**Exercise task:**
Copy every line of the entries that includes the word "凍結の恐れがある場合は".

**Input rows:**
==*==

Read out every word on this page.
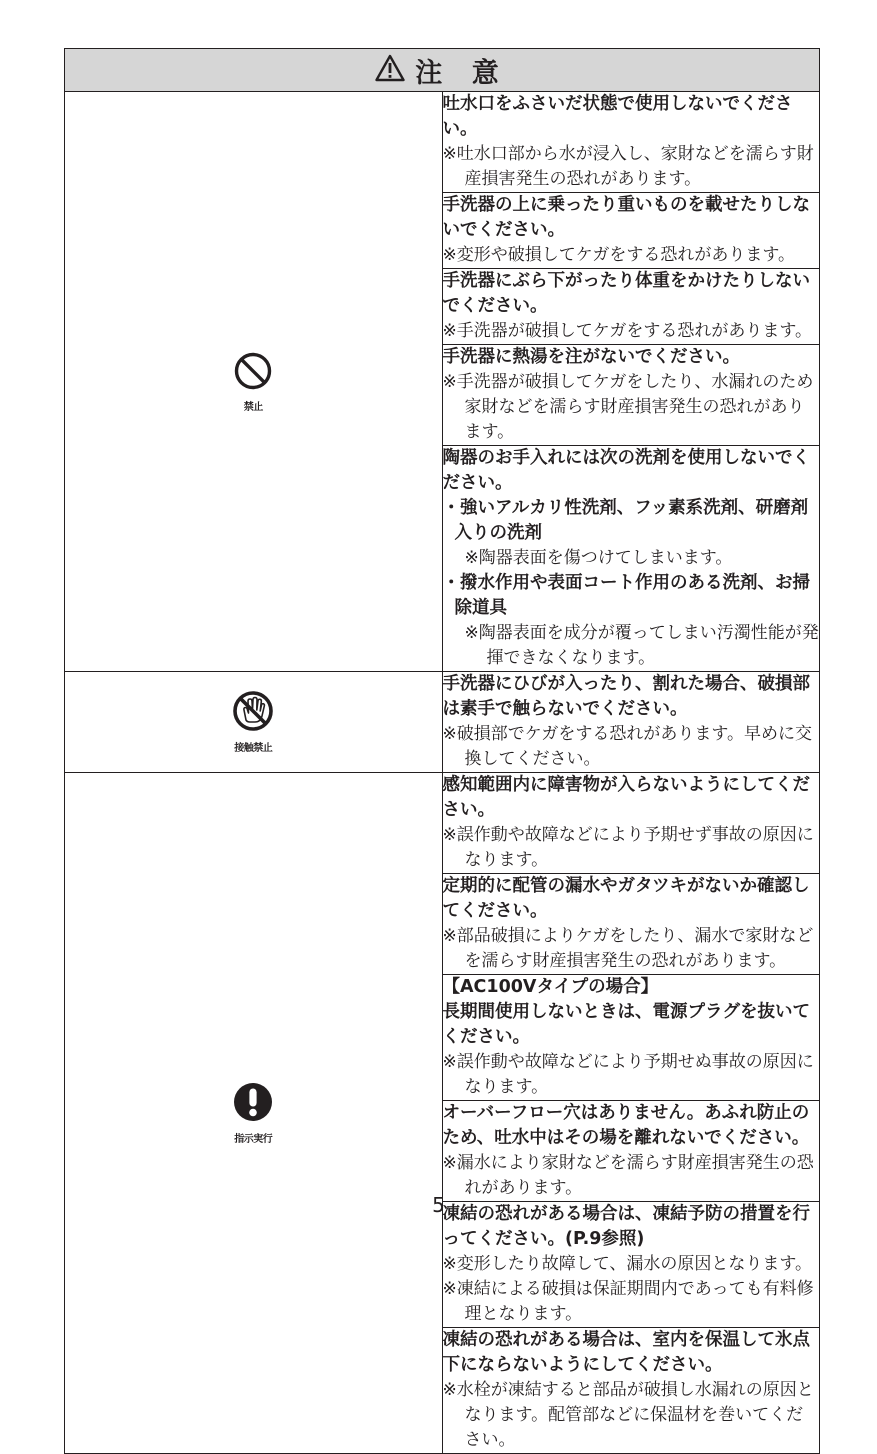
注 意	

禁止	吐水口をふさいだ状態で使用しないでください。
※吐水口部から水が浸入し、家財などを濡らす財産損害発生の恐れがあります。

	手洗器の上に乗ったり重いものを載せたりしないでください。
※変形や破損してケガをする恐れがあります。

	手洗器にぶら下がったり体重をかけたりしないでください。
※手洗器が破損してケガをする恐れがあります。

	手洗器に熱湯を注がないでください。
※手洗器が破損してケガをしたり、水漏れのため家財などを濡らす財産損害発生の恐れがあります。

	陶器のお手入れには次の洗剤を使用しないでください。
・強いアルカリ性洗剤、フッ素系洗剤、研磨剤入りの洗剤
※陶器表面を傷つけてしまいます。
・撥水作用や表面コート作用のある洗剤、お掃除道具
※陶器表面を成分が覆ってしまい汚濁性能が発揮できなくなります。

接触禁止	手洗器にひびが入ったり、割れた場合、破損部は素手で触らないでください。
※破損部でケガをする恐れがあります。早めに交換してください。

指示実行	感知範囲内に障害物が入らないようにしてください。
※誤作動や故障などにより予期せず事故の原因になります。

	定期的に配管の漏水やガタツキがないか確認してください。
※部品破損によりケガをしたり、漏水で家財などを濡らす財産損害発生の恐れがあります。

	【AC100Vタイプの場合】
長期間使用しないときは、電源プラグを抜いてください。
※誤作動や故障などにより予期せぬ事故の原因になります。

	オーバーフロー穴はありません。あふれ防止のため、吐水中はその場を離れないでください。
※漏水により家財などを濡らす財産損害発生の恐れがあります。

	凍結の恐れがある場合は、凍結予防の措置を行ってください。(P.9参照)
※変形したり故障して、漏水の原因となります。
※凍結による破損は保証期間内であっても有料修理となります。

	凍結の恐れがある場合は、室内を保温して氷点下にならないようにしてください。
※水栓が凍結すると部品が破損し水漏れの原因となります。配管部などに保温材を巻いてください。
5
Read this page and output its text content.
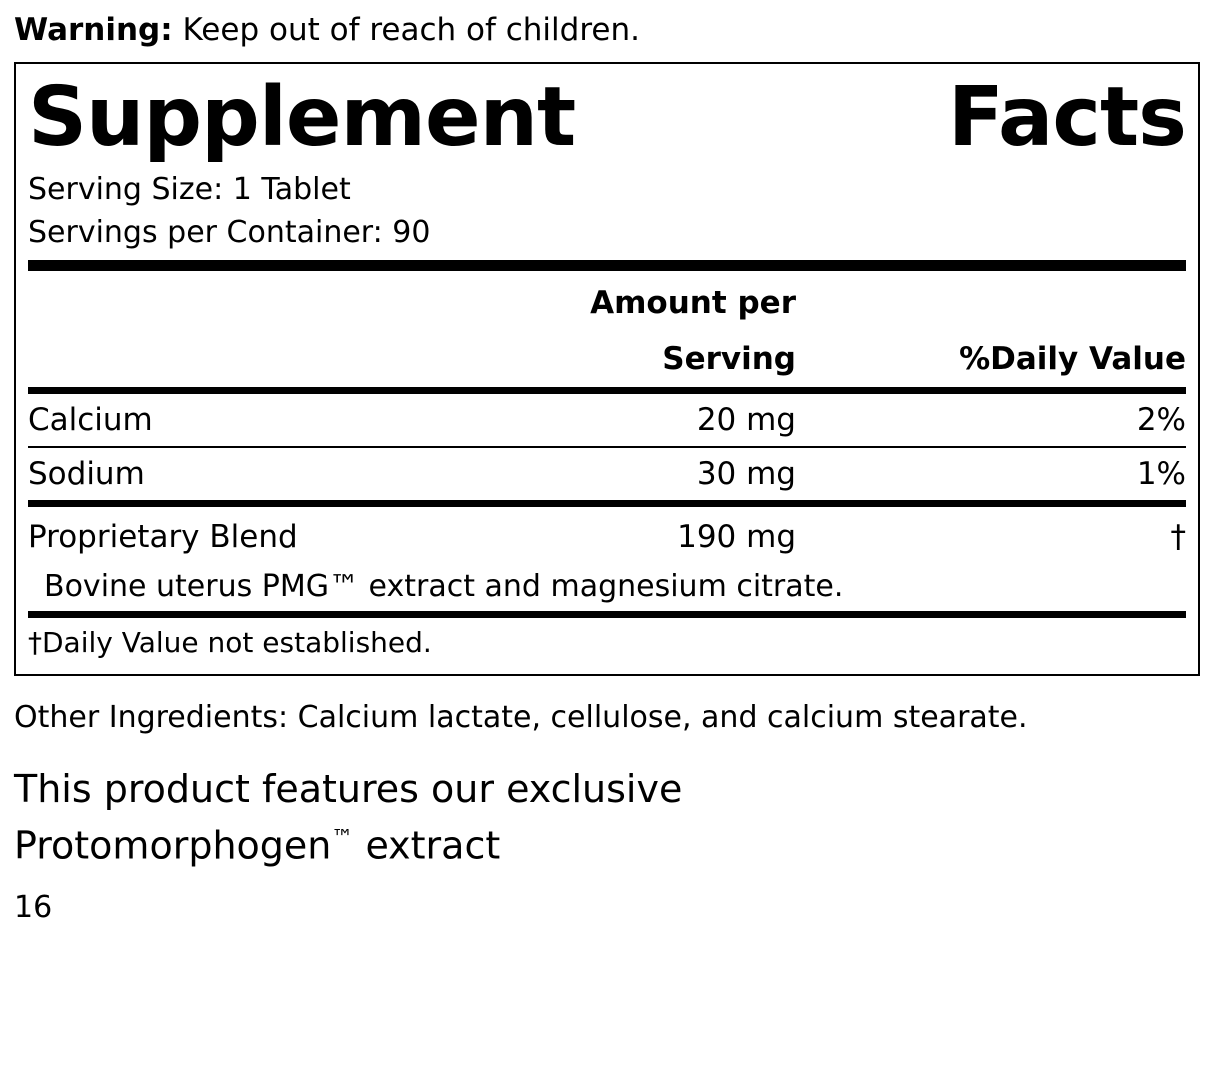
Warning: Keep out of reach of children.
Supplement	Facts
Serving Size: 1 Tablet
Servings per Container: 90
	Amount per Serving	%Daily Value
Calcium	20 mg	2%
Sodium	30 mg	1%
Proprietary Blend	190 mg	†
Bovine uterus PMG™ extract and magnesium citrate.
†Daily Value not established.
Other Ingredients: Calcium lactate, cellulose, and calcium stearate.
This product features our exclusive
Protomorphogen™ extract
16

==*==

**Answer to the exercise:**
	凍結の恐れがある場合は、凍結予防の措置を行ってください。(P.9参照)
	凍結の恐れがある場合は、室内を保温して氷点下にならないようにしてください。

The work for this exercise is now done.